# Description of the task:
Would you pull out every line of the material that contains the string "screenshot"?

# Exercise input:
———

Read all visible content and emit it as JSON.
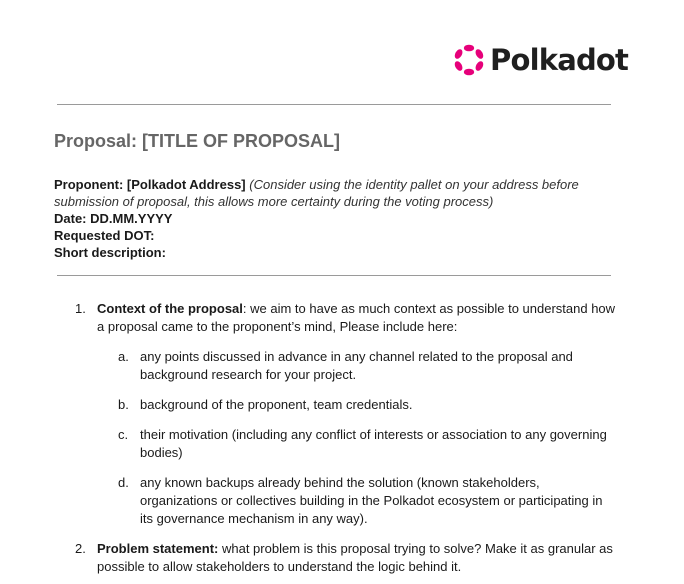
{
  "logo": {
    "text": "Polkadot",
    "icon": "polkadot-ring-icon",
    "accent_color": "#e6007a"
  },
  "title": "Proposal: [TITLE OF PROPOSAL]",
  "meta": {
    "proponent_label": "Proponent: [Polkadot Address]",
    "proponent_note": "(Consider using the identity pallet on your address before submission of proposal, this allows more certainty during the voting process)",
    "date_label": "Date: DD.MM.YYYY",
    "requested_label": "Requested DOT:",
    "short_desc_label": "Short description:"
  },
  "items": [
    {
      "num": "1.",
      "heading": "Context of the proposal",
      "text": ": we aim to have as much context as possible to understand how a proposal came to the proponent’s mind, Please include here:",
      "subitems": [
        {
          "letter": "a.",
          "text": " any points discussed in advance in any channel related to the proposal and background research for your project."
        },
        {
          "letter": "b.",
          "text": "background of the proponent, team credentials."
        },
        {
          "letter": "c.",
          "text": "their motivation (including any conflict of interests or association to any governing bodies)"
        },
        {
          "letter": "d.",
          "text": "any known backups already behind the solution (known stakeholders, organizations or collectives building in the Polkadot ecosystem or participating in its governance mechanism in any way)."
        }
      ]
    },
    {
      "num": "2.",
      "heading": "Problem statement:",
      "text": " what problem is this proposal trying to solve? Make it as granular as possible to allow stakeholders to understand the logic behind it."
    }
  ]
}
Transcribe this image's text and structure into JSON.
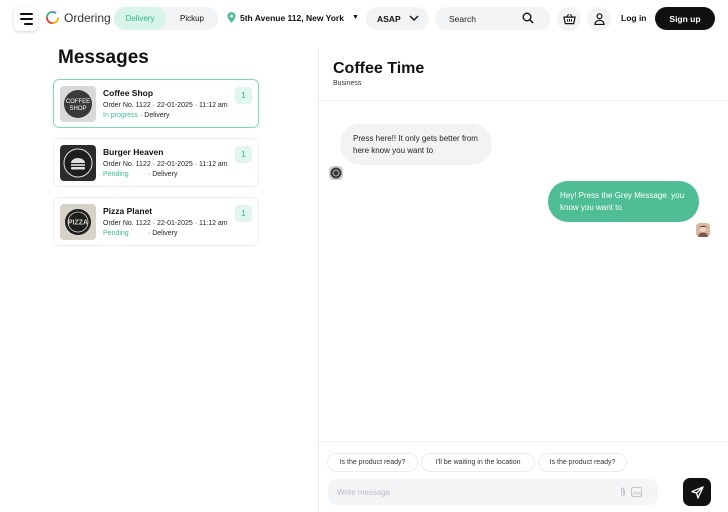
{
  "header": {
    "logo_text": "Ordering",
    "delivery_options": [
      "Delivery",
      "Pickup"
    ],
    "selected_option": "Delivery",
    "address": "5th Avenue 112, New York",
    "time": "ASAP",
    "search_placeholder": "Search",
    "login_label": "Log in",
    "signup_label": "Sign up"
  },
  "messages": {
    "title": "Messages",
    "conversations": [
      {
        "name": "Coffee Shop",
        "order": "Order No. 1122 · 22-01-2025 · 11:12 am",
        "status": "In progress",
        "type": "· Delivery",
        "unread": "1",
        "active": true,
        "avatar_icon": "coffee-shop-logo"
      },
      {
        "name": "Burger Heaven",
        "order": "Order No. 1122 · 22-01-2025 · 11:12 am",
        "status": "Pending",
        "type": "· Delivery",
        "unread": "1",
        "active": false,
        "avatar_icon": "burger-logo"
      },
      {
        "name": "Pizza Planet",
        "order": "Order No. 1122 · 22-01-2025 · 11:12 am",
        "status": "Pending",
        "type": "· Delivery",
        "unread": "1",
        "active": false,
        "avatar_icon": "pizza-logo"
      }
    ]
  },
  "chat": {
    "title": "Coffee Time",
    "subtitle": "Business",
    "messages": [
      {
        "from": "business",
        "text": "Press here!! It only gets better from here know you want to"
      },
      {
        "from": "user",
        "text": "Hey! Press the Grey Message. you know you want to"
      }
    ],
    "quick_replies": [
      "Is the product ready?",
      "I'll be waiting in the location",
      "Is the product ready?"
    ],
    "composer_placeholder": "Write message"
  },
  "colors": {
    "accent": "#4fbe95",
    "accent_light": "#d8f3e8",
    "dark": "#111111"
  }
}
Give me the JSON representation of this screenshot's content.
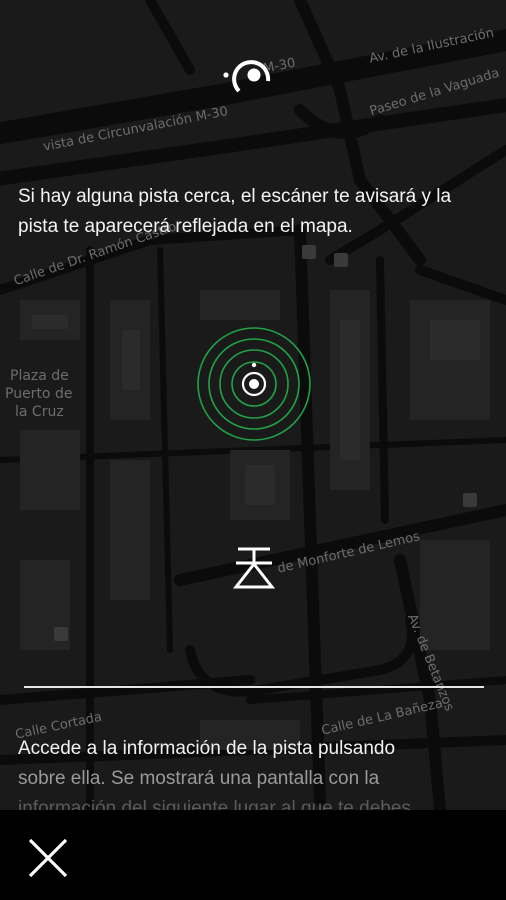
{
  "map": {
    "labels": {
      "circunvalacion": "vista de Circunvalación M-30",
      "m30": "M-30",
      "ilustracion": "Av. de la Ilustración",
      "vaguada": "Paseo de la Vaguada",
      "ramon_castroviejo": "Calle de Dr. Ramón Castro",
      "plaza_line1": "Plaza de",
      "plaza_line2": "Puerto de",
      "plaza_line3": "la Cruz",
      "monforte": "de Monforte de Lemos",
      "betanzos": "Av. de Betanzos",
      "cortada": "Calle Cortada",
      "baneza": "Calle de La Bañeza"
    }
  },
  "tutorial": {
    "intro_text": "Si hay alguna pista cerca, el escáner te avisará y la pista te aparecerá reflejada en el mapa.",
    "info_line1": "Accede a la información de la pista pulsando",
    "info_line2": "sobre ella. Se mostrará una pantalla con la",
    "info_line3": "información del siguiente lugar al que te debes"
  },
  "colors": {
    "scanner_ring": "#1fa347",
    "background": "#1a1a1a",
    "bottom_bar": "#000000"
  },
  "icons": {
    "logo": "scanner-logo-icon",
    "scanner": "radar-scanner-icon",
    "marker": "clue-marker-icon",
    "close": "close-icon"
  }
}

———

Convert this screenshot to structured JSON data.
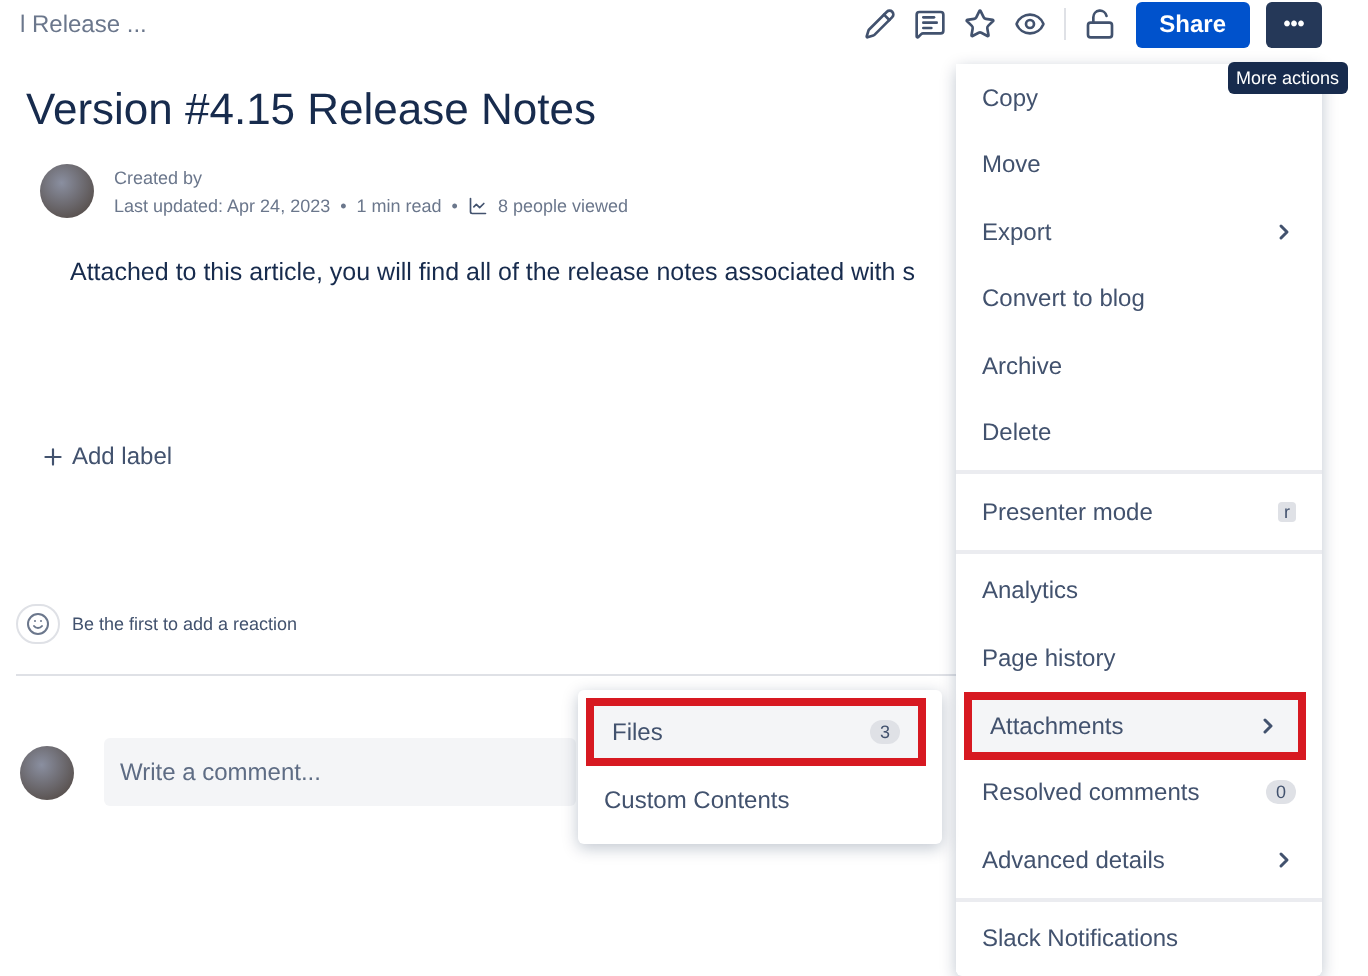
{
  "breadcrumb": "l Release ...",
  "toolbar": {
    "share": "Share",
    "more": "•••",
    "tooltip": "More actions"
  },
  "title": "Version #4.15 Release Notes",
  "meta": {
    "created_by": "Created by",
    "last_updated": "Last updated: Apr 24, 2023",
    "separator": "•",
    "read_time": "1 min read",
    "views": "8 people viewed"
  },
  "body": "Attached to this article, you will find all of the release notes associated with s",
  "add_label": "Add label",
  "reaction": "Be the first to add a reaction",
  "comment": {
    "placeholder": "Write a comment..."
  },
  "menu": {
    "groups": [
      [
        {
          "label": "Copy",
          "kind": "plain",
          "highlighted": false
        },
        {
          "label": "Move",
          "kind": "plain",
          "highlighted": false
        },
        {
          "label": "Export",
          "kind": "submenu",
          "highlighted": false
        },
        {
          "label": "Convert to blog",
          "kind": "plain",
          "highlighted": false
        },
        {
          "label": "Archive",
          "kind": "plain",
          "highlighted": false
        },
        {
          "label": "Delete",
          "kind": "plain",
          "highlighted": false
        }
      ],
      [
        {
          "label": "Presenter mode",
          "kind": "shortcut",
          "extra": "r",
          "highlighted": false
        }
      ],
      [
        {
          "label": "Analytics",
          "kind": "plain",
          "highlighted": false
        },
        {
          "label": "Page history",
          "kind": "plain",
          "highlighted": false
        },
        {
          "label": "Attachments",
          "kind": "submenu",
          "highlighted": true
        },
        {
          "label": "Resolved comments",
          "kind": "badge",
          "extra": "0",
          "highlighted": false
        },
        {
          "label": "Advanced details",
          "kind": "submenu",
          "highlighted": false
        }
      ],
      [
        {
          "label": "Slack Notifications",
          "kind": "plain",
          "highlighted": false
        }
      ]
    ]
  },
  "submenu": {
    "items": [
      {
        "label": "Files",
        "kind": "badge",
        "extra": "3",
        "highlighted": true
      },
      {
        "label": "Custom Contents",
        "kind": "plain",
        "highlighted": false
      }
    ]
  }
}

———

# Response for this exercise:
Give me the JSON representation of this screenshot's content.
Convert this screenshot to structured JSON data.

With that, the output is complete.